_TASK_:
Report each line of the data that includes the word "James".

_DATASET ROWS_:
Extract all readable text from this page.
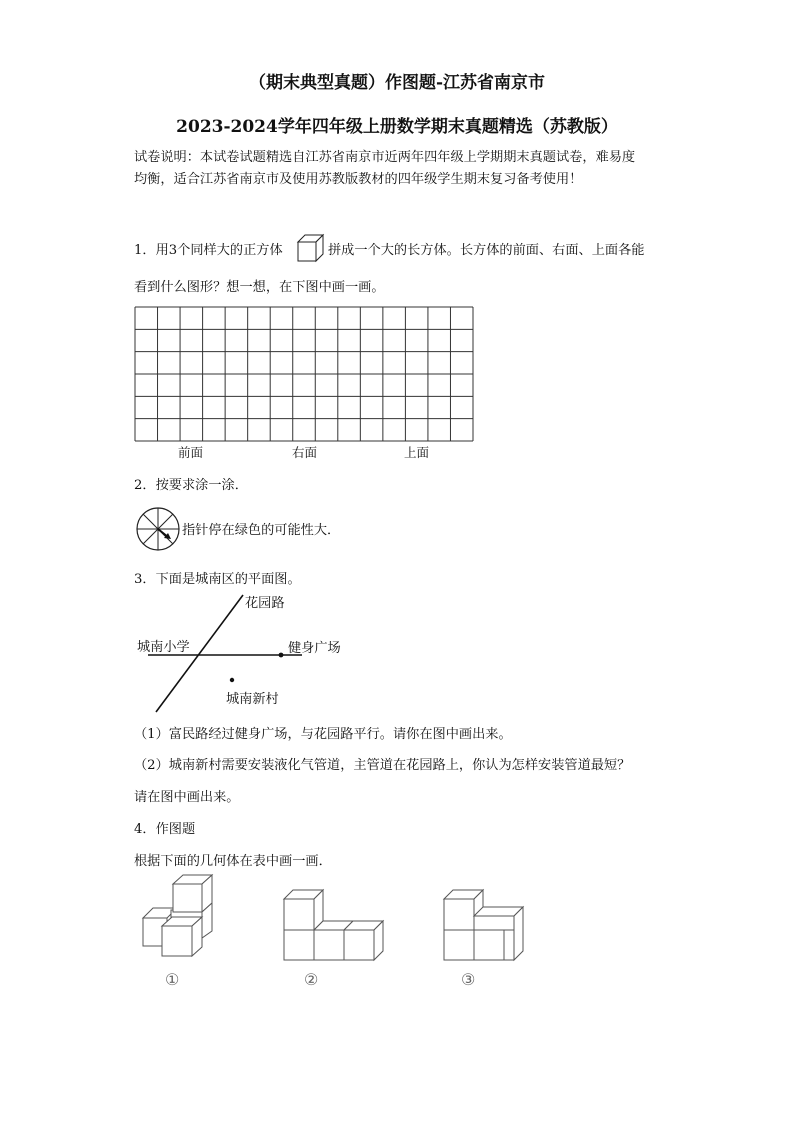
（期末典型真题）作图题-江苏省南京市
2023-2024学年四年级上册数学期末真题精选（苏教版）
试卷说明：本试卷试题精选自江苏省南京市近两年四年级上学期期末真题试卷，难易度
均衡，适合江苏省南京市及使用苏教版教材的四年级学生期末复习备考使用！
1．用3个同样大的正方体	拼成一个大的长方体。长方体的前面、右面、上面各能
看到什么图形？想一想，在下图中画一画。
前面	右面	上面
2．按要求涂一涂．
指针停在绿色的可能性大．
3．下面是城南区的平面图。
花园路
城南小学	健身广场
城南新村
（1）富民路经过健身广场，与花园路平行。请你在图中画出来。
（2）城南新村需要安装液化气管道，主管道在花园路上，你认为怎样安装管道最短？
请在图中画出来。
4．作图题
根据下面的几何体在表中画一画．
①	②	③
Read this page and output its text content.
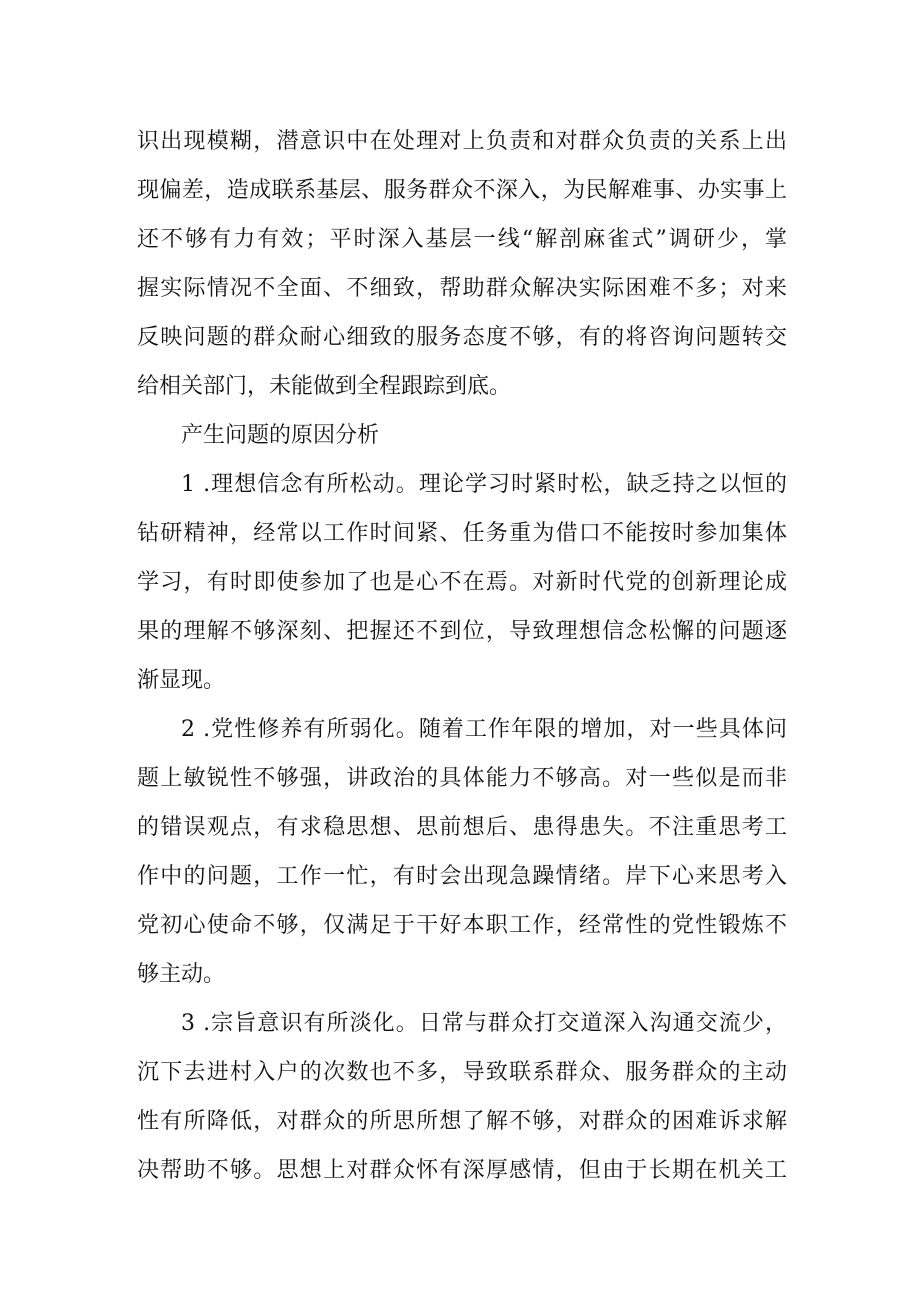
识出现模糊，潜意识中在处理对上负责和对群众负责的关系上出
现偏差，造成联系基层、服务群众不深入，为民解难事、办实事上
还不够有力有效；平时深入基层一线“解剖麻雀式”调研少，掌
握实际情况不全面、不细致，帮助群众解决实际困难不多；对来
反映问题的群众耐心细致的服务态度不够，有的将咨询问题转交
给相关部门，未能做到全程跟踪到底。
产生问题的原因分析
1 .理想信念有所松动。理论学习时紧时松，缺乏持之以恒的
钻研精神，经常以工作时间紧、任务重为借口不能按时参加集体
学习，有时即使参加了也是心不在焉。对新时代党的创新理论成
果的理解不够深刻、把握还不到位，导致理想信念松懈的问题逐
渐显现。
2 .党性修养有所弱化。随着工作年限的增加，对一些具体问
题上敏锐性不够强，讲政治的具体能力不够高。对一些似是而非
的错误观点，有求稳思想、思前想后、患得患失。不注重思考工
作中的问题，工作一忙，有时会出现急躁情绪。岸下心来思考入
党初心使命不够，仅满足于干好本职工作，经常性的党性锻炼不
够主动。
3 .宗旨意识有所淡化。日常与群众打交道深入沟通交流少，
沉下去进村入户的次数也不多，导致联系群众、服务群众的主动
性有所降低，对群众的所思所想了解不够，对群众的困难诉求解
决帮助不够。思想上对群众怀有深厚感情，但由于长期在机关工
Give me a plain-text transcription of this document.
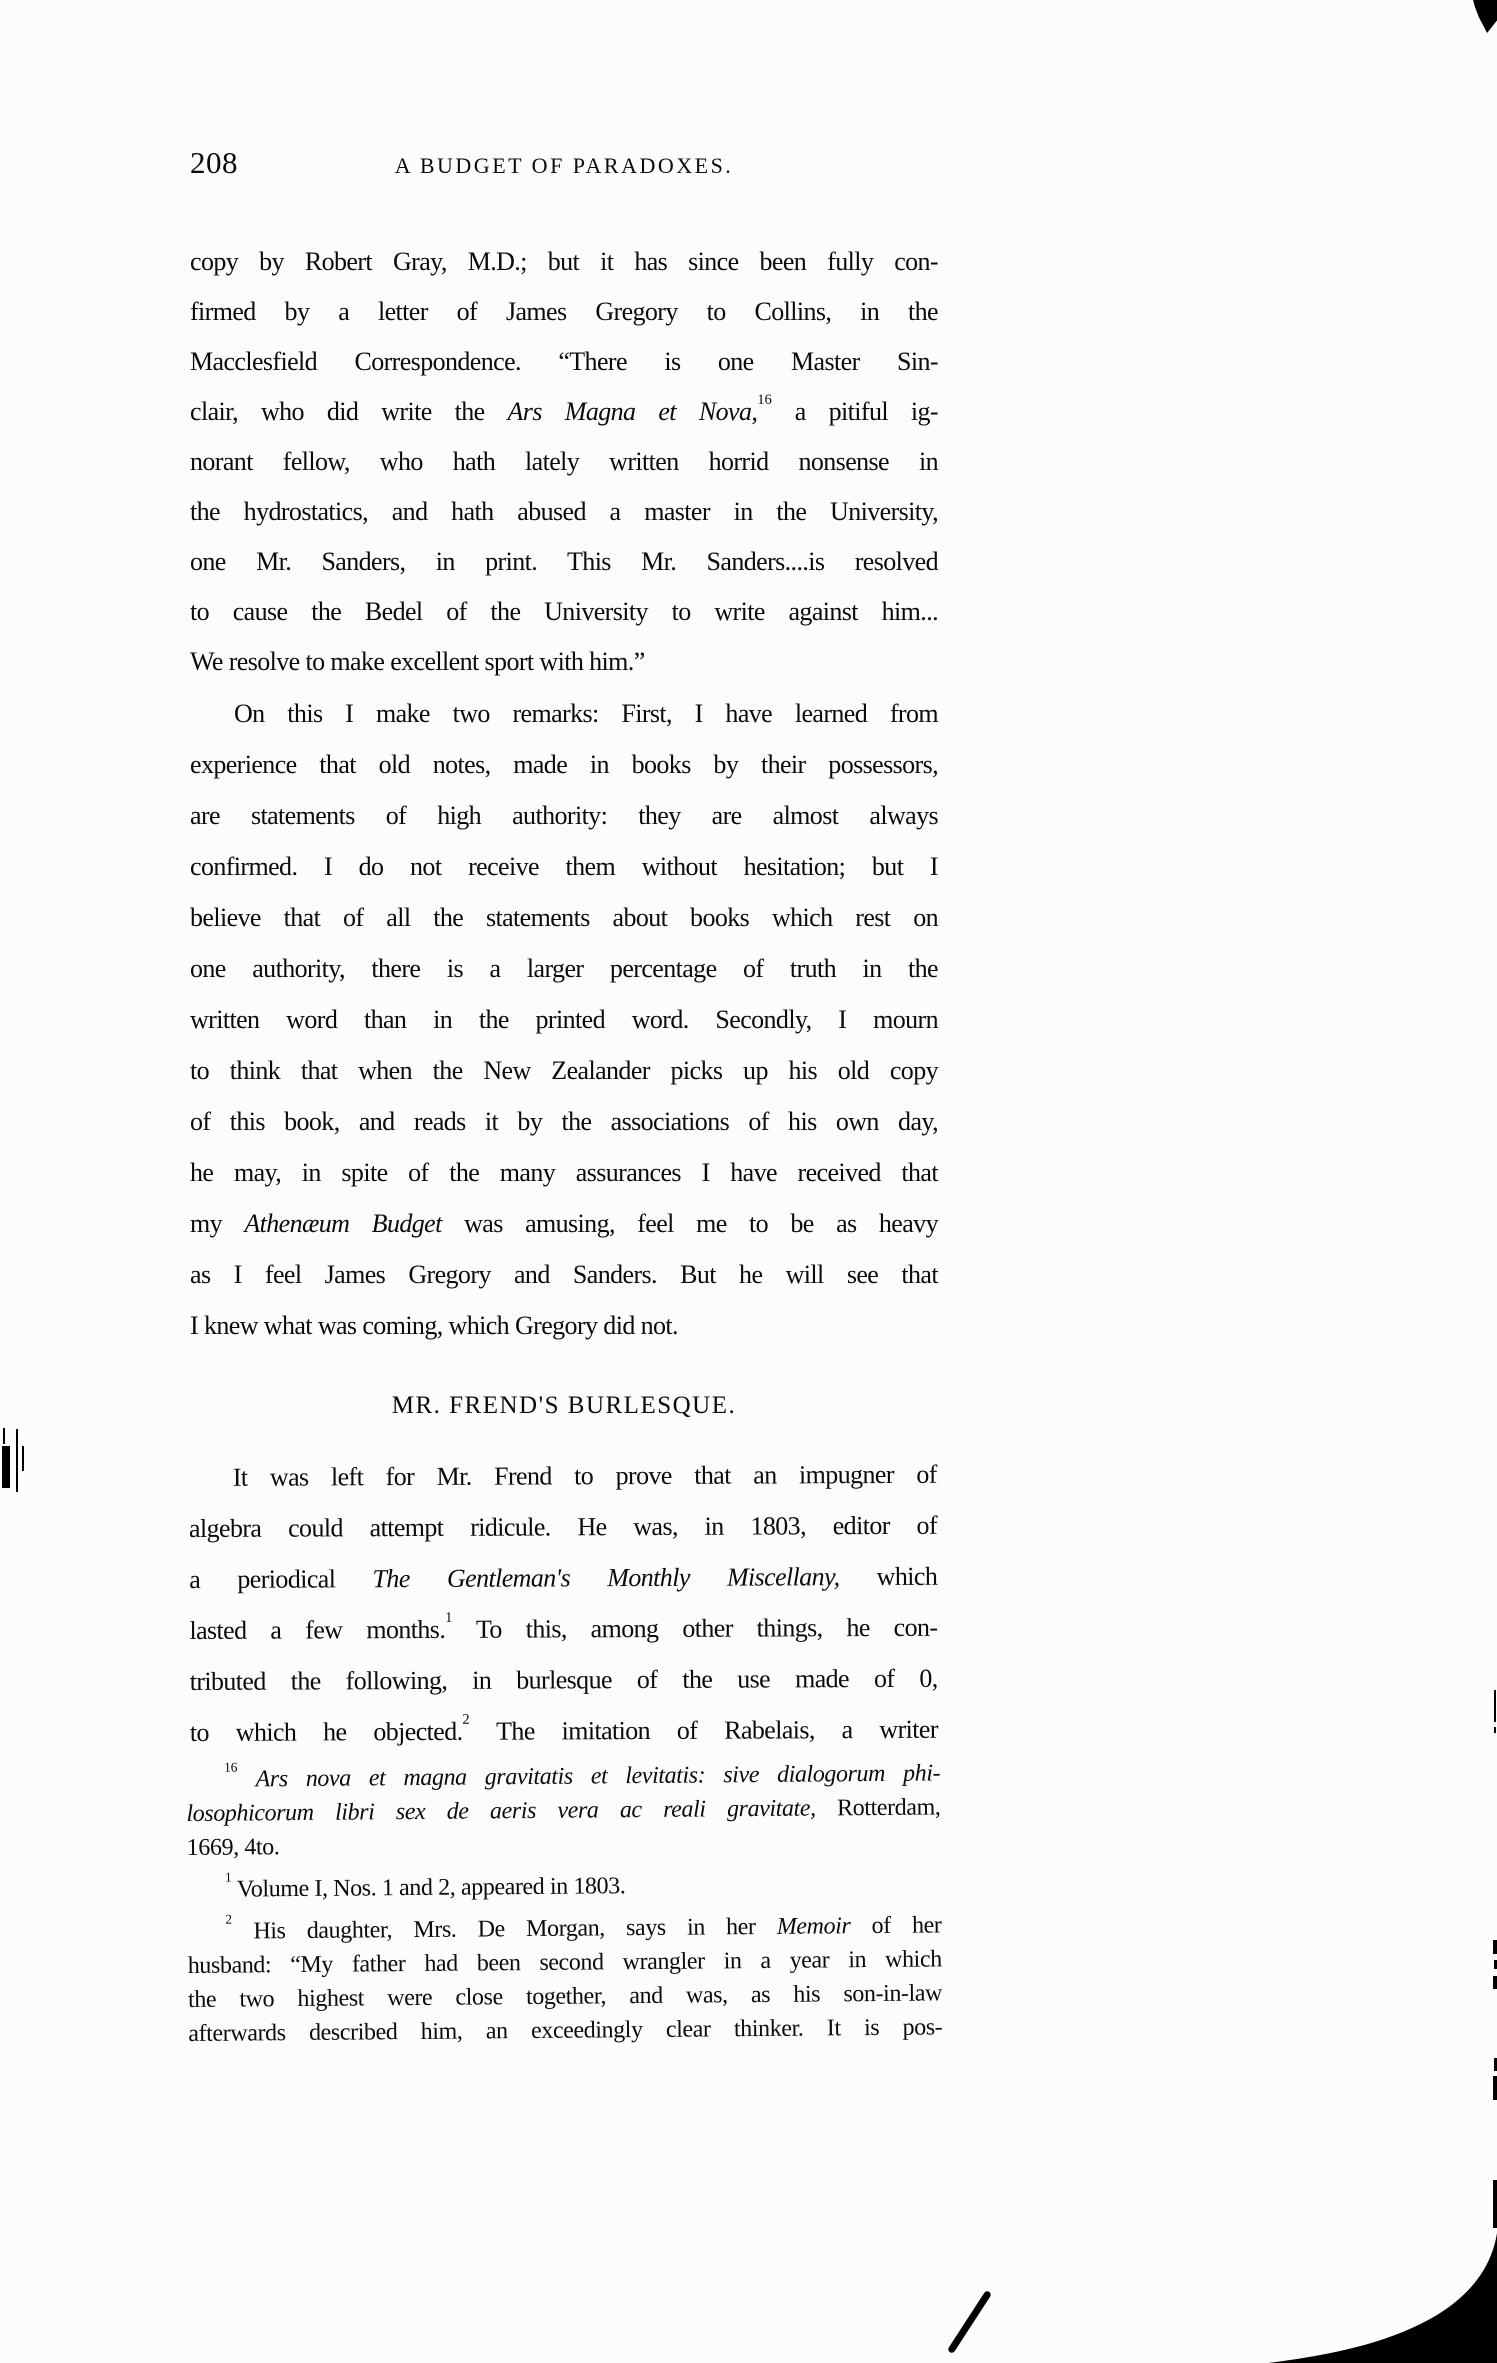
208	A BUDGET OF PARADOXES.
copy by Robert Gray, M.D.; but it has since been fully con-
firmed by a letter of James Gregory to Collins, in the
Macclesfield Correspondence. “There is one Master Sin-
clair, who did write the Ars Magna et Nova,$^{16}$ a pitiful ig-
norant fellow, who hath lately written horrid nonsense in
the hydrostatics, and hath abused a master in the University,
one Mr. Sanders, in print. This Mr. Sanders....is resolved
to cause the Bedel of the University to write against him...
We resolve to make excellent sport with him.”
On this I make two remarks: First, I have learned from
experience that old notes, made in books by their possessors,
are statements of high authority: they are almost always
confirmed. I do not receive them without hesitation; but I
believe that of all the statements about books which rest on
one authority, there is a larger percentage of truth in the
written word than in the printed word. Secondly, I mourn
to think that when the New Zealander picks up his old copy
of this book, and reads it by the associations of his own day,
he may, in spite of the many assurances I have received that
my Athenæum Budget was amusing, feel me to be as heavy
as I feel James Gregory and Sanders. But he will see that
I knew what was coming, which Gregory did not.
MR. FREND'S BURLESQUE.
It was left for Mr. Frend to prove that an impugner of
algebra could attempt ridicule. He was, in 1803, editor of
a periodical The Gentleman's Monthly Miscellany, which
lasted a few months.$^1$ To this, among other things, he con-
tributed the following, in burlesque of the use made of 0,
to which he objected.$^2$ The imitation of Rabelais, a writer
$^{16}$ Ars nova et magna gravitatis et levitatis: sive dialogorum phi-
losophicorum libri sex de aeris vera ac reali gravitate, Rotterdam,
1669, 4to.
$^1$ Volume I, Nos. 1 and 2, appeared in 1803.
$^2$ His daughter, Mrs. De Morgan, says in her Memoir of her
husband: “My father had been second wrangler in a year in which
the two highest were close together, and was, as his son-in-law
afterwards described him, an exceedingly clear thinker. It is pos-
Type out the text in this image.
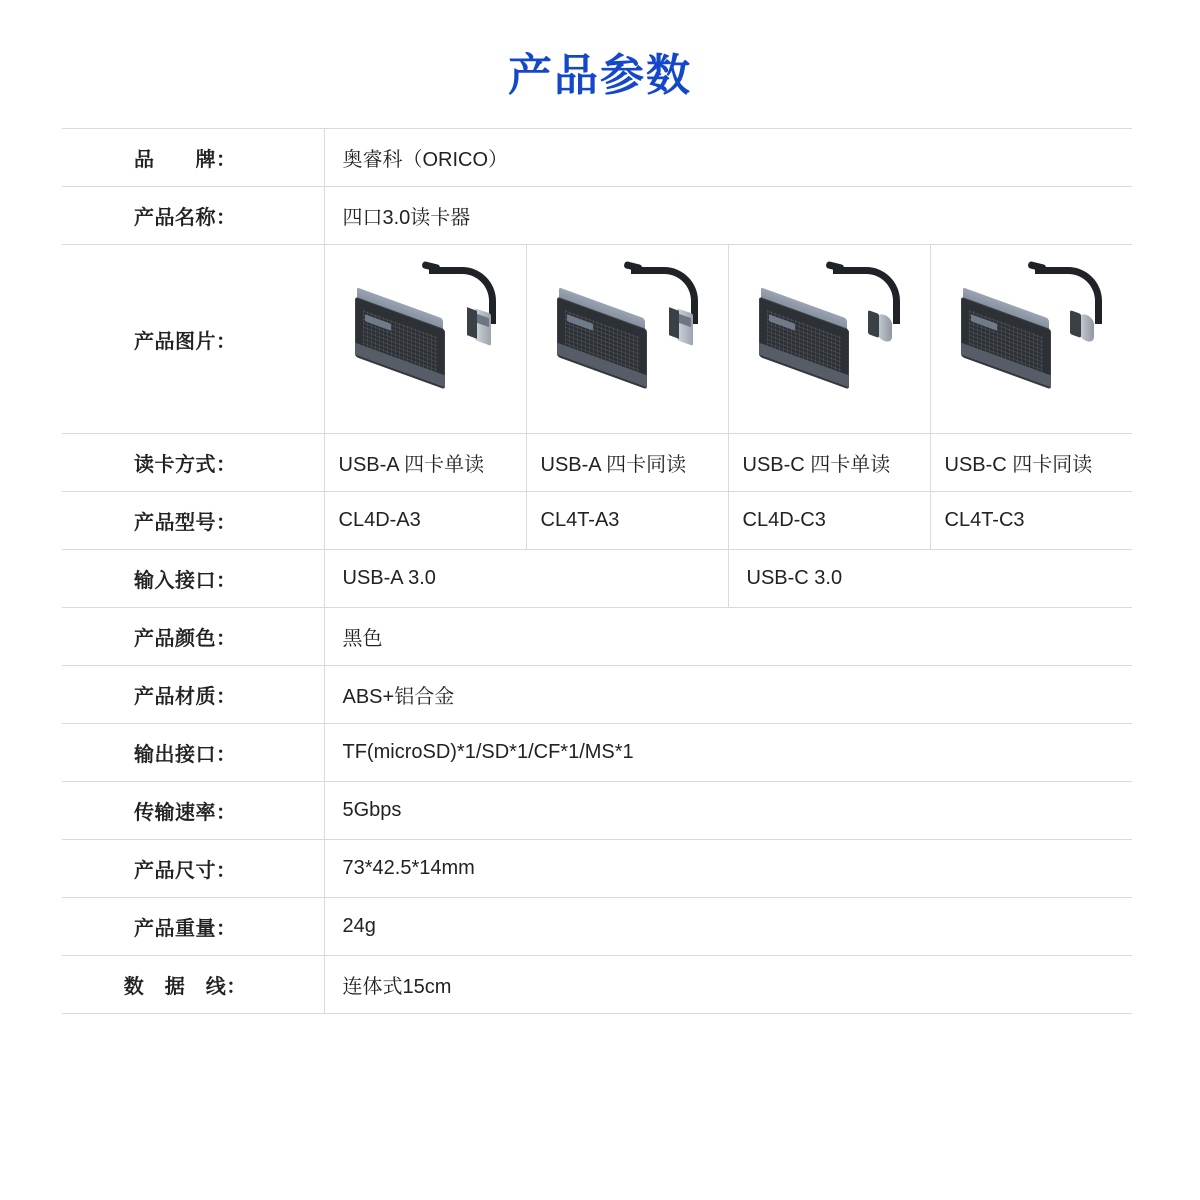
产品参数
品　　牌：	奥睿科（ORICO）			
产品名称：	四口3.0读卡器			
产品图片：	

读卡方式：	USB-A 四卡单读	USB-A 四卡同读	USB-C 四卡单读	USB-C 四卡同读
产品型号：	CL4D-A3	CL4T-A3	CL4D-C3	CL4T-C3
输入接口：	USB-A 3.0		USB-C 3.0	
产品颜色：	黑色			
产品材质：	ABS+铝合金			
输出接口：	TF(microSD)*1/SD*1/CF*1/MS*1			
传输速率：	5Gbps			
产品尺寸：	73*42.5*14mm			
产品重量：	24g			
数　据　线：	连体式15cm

_EXERCISE ANSWER_:
firmed by a letter of James Gregory to Collins, in the
as I feel James Gregory and Sanders. But he will see that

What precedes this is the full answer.